**Data supplied:**

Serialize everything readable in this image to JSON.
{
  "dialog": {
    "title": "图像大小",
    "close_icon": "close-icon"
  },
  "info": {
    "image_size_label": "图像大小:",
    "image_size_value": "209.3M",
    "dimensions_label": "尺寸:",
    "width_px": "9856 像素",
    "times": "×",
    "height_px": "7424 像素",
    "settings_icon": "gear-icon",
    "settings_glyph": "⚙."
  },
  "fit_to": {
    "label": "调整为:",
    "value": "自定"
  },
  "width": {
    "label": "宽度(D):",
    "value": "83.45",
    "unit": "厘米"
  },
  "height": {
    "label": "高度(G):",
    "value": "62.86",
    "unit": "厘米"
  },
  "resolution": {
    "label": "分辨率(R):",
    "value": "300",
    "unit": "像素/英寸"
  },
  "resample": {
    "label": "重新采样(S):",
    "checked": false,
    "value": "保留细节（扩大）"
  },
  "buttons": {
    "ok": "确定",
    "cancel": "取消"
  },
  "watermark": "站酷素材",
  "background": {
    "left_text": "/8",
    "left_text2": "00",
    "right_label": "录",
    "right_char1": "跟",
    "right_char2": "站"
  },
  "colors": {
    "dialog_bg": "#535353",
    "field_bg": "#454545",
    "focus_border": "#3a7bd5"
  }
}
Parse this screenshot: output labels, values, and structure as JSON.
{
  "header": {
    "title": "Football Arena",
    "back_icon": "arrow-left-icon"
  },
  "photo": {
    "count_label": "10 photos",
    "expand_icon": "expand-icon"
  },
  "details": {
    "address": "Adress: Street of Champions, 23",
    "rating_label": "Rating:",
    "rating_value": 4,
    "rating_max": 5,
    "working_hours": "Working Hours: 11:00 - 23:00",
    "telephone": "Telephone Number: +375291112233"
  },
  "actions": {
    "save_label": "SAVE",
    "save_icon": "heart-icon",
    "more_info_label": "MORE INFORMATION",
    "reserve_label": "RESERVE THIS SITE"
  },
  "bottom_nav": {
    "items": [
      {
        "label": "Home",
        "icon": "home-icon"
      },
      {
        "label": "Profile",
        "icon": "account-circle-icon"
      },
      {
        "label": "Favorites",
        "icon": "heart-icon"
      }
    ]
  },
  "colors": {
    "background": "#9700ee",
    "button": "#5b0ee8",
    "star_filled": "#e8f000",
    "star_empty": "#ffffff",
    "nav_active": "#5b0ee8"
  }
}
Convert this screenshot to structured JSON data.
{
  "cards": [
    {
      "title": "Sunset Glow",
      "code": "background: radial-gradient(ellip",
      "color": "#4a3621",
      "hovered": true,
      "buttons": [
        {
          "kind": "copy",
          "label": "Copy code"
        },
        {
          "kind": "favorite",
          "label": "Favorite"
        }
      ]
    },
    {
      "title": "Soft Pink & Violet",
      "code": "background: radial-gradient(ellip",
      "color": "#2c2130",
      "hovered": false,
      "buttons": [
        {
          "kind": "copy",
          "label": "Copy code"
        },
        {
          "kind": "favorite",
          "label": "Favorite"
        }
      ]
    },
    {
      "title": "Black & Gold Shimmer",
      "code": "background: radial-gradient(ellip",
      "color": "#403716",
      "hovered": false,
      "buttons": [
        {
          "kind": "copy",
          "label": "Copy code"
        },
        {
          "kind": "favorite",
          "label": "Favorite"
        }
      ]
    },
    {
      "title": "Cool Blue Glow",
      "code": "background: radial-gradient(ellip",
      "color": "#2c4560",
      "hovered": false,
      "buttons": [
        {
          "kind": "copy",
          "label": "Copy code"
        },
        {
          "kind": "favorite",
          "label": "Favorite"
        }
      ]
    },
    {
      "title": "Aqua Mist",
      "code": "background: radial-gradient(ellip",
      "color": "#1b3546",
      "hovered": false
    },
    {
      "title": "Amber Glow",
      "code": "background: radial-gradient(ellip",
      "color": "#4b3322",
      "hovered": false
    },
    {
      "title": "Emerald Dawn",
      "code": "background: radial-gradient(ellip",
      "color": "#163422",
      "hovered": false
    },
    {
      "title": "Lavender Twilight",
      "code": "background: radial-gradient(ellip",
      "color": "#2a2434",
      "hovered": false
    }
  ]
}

**The request:**
Copy all the entries verbatim.

**Written answer:**
Serialize everything readable in this image to JSON.
{
  "dialog": {
    "title": "图像大小",
    "close_icon": "close-icon"
  },
  "info": {
    "image_size_label": "图像大小:",
    "image_size_value": "209.3M",
    "dimensions_label": "尺寸:",
    "width_px": "9856 像素",
    "times": "×",
    "height_px": "7424 像素",
    "settings_icon": "gear-icon",
    "settings_glyph": "⚙."
  },
  "fit_to": {
    "label": "调整为:",
    "value": "自定"
  },
  "width": {
    "label": "宽度(D):",
    "value": "83.45",
    "unit": "厘米"
  },
  "height": {
    "label": "高度(G):",
    "value": "62.86",
    "unit": "厘米"
  },
  "resolution": {
    "label": "分辨率(R):",
    "value": "300",
    "unit": "像素/英寸"
  },
  "resample": {
    "label": "重新采样(S):",
    "checked": false,
    "value": "保留细节（扩大）"
  },
  "buttons": {
    "ok": "确定",
    "cancel": "取消"
  },
  "watermark": "站酷素材",
  "background": {
    "left_text": "/8",
    "left_text2": "00",
    "right_label": "录",
    "right_char1": "跟",
    "right_char2": "站"
  },
  "colors": {
    "dialog_bg": "#535353",
    "field_bg": "#454545",
    "focus_border": "#3a7bd5"
  }
}
Parse this screenshot: output labels, values, and structure as JSON.
{
  "header": {
    "title": "Football Arena",
    "back_icon": "arrow-left-icon"
  },
  "photo": {
    "count_label": "10 photos",
    "expand_icon": "expand-icon"
  },
  "details": {
    "address": "Adress: Street of Champions, 23",
    "rating_label": "Rating:",
    "rating_value": 4,
    "rating_max": 5,
    "working_hours": "Working Hours: 11:00 - 23:00",
    "telephone": "Telephone Number: +375291112233"
  },
  "actions": {
    "save_label": "SAVE",
    "save_icon": "heart-icon",
    "more_info_label": "MORE INFORMATION",
    "reserve_label": "RESERVE THIS SITE"
  },
  "bottom_nav": {
    "items": [
      {
        "label": "Home",
        "icon": "home-icon"
      },
      {
        "label": "Profile",
        "icon": "account-circle-icon"
      },
      {
        "label": "Favorites",
        "icon": "heart-icon"
      }
    ]
  },
  "colors": {
    "background": "#9700ee",
    "button": "#5b0ee8",
    "star_filled": "#e8f000",
    "star_empty": "#ffffff",
    "nav_active": "#5b0ee8"
  }
}
Convert this screenshot to structured JSON data.
{
  "cards": [
    {
      "title": "Sunset Glow",
      "code": "background: radial-gradient(ellip",
      "color": "#4a3621",
      "hovered": true,
      "buttons": [
        {
          "kind": "copy",
          "label": "Copy code"
        },
        {
          "kind": "favorite",
          "label": "Favorite"
        }
      ]
    },
    {
      "title": "Soft Pink & Violet",
      "code": "background: radial-gradient(ellip",
      "color": "#2c2130",
      "hovered": false,
      "buttons": [
        {
          "kind": "copy",
          "label": "Copy code"
        },
        {
          "kind": "favorite",
          "label": "Favorite"
        }
      ]
    },
    {
      "title": "Black & Gold Shimmer",
      "code": "background: radial-gradient(ellip",
      "color": "#403716",
      "hovered": false,
      "buttons": [
        {
          "kind": "copy",
          "label": "Copy code"
        },
        {
          "kind": "favorite",
          "label": "Favorite"
        }
      ]
    },
    {
      "title": "Cool Blue Glow",
      "code": "background: radial-gradient(ellip",
      "color": "#2c4560",
      "hovered": false,
      "buttons": [
        {
          "kind": "copy",
          "label": "Copy code"
        },
        {
          "kind": "favorite",
          "label": "Favorite"
        }
      ]
    },
    {
      "title": "Aqua Mist",
      "code": "background: radial-gradient(ellip",
      "color": "#1b3546",
      "hovered": false
    },
    {
      "title": "Amber Glow",
      "code": "background: radial-gradient(ellip",
      "color": "#4b3322",
      "hovered": false
    },
    {
      "title": "Emerald Dawn",
      "code": "background: radial-gradient(ellip",
      "color": "#163422",
      "hovered": false
    },
    {
      "title": "Lavender Twilight",
      "code": "background: radial-gradient(ellip",
      "color": "#2a2434",
      "hovered": false
    }
  ]
}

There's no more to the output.